_The problem:_ Using the records provided below, locate and copy each line that contains the word "write".

_Dataset entries:_
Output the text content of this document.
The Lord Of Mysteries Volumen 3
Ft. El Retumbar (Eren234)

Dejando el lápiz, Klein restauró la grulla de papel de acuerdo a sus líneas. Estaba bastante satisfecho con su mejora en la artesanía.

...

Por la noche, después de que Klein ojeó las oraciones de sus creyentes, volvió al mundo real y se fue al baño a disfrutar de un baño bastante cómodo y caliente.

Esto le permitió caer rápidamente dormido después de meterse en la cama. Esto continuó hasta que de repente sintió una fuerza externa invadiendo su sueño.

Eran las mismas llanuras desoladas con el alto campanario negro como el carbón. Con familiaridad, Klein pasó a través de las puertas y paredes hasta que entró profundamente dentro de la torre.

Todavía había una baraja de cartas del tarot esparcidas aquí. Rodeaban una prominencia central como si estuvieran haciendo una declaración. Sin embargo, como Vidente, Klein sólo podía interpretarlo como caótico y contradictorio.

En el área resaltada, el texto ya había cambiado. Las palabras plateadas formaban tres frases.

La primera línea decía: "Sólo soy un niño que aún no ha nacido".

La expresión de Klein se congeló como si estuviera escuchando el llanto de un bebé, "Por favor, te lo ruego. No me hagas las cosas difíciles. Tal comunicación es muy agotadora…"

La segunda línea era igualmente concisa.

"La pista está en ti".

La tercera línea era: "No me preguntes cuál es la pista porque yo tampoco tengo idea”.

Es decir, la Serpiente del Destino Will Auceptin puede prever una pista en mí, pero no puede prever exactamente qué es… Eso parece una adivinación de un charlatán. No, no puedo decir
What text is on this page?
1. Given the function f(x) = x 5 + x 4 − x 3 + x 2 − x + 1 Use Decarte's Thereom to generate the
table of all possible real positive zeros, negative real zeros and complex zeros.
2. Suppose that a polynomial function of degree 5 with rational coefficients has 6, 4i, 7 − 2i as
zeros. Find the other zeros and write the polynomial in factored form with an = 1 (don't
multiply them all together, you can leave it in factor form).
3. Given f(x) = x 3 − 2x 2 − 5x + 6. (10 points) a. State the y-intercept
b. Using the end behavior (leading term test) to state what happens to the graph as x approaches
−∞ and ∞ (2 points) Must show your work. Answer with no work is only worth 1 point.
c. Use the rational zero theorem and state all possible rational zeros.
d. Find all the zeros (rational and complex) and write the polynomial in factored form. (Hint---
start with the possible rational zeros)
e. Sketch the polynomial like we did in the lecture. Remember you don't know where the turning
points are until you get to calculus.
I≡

_The solution:_
zeros. Find the other zeros and write the polynomial in factored form with an = 1 (don't
d. Find all the zeros (rational and complex) and write the polynomial in factored form. (Hint---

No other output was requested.